** Begin Stored rows **

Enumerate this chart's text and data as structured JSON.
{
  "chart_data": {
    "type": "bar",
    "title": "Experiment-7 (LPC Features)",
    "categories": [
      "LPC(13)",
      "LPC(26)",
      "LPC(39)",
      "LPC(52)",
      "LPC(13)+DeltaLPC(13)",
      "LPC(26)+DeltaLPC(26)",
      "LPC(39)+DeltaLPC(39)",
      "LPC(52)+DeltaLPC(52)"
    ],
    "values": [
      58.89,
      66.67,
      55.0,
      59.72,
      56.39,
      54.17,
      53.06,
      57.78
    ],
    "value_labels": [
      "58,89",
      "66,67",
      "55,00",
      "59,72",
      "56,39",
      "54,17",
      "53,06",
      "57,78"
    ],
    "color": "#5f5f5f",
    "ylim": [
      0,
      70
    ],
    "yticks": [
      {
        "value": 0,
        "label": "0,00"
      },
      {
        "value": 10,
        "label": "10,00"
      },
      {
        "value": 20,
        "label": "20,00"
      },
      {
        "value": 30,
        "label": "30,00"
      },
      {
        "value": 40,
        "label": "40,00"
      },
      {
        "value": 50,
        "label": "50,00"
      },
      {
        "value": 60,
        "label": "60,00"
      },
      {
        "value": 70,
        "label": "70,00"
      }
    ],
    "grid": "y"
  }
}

** End Stored rows **

_Stated exercise:_ Wherever the string "DeltaLPC" appears in the entries above, list that line.

_Solution for this problem:_
      "LPC(13)+DeltaLPC(13)",
      "LPC(26)+DeltaLPC(26)",
      "LPC(39)+DeltaLPC(39)",
      "LPC(52)+DeltaLPC(52)"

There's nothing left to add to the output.